--- begin SOURCE DATA ---

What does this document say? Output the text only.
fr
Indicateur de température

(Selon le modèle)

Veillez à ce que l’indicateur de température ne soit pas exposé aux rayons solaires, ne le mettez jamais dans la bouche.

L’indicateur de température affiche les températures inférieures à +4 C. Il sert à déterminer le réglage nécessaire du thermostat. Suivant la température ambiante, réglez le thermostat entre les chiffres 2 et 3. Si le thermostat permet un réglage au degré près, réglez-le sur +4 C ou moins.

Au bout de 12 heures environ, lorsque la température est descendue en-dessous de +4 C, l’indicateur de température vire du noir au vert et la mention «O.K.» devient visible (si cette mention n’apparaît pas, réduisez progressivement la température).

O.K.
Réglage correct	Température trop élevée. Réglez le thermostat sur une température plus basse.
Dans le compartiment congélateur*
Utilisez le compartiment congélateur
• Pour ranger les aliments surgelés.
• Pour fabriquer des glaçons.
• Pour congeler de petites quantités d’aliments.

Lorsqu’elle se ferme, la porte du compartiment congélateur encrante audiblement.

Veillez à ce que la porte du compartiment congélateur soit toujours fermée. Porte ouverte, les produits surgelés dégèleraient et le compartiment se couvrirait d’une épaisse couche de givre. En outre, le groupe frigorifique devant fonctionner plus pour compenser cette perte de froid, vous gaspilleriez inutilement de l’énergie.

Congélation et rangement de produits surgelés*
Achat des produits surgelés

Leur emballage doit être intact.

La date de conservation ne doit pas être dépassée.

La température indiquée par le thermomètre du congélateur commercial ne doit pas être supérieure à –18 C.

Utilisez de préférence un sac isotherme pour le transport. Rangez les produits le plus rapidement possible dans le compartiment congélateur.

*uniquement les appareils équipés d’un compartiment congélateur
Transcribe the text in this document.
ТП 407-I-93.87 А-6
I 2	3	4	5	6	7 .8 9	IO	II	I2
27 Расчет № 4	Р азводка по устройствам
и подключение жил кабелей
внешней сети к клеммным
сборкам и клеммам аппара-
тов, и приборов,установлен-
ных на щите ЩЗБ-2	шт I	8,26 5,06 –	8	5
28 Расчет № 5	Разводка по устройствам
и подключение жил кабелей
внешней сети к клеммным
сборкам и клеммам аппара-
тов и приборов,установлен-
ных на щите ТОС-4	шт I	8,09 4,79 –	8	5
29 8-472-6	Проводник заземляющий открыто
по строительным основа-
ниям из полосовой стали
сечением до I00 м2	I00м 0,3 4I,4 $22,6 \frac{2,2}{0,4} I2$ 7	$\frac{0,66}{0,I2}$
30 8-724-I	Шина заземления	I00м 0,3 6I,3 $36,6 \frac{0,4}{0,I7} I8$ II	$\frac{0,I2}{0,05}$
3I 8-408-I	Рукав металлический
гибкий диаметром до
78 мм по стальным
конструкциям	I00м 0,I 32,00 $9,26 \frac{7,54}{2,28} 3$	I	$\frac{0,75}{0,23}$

--- end SOURCE DATA ---

■ **PROBLEM REQUIREMENTS**: Return every record, word for word.

■ **CORRECT RESPONSE**:
What does this document say? Output the text only.
fr
Indicateur de température

(Selon le modèle)

Veillez à ce que l’indicateur de température ne soit pas exposé aux rayons solaires, ne le mettez jamais dans la bouche.

L’indicateur de température affiche les températures inférieures à +4 C. Il sert à déterminer le réglage nécessaire du thermostat. Suivant la température ambiante, réglez le thermostat entre les chiffres 2 et 3. Si le thermostat permet un réglage au degré près, réglez-le sur +4 C ou moins.

Au bout de 12 heures environ, lorsque la température est descendue en-dessous de +4 C, l’indicateur de température vire du noir au vert et la mention «O.K.» devient visible (si cette mention n’apparaît pas, réduisez progressivement la température).

O.K.
Réglage correct	Température trop élevée. Réglez le thermostat sur une température plus basse.
Dans le compartiment congélateur*
Utilisez le compartiment congélateur
• Pour ranger les aliments surgelés.
• Pour fabriquer des glaçons.
• Pour congeler de petites quantités d’aliments.

Lorsqu’elle se ferme, la porte du compartiment congélateur encrante audiblement.

Veillez à ce que la porte du compartiment congélateur soit toujours fermée. Porte ouverte, les produits surgelés dégèleraient et le compartiment se couvrirait d’une épaisse couche de givre. En outre, le groupe frigorifique devant fonctionner plus pour compenser cette perte de froid, vous gaspilleriez inutilement de l’énergie.

Congélation et rangement de produits surgelés*
Achat des produits surgelés

Leur emballage doit être intact.

La date de conservation ne doit pas être dépassée.

La température indiquée par le thermomètre du congélateur commercial ne doit pas être supérieure à –18 C.

Utilisez de préférence un sac isotherme pour le transport. Rangez les produits le plus rapidement possible dans le compartiment congélateur.

*uniquement les appareils équipés d’un compartiment congélateur
Transcribe the text in this document.
ТП 407-I-93.87 А-6
I 2	3	4	5	6	7 .8 9	IO	II	I2
27 Расчет № 4	Р азводка по устройствам
и подключение жил кабелей
внешней сети к клеммным
сборкам и клеммам аппара-
тов, и приборов,установлен-
ных на щите ЩЗБ-2	шт I	8,26 5,06 –	8	5
28 Расчет № 5	Разводка по устройствам
и подключение жил кабелей
внешней сети к клеммным
сборкам и клеммам аппара-
тов и приборов,установлен-
ных на щите ТОС-4	шт I	8,09 4,79 –	8	5
29 8-472-6	Проводник заземляющий открыто
по строительным основа-
ниям из полосовой стали
сечением до I00 м2	I00м 0,3 4I,4 $22,6 \frac{2,2}{0,4} I2$ 7	$\frac{0,66}{0,I2}$
30 8-724-I	Шина заземления	I00м 0,3 6I,3 $36,6 \frac{0,4}{0,I7} I8$ II	$\frac{0,I2}{0,05}$
3I 8-408-I	Рукав металлический
гибкий диаметром до
78 мм по стальным
конструкциям	I00м 0,I 32,00 $9,26 \frac{7,54}{2,28} 3$	I	$\frac{0,75}{0,23}$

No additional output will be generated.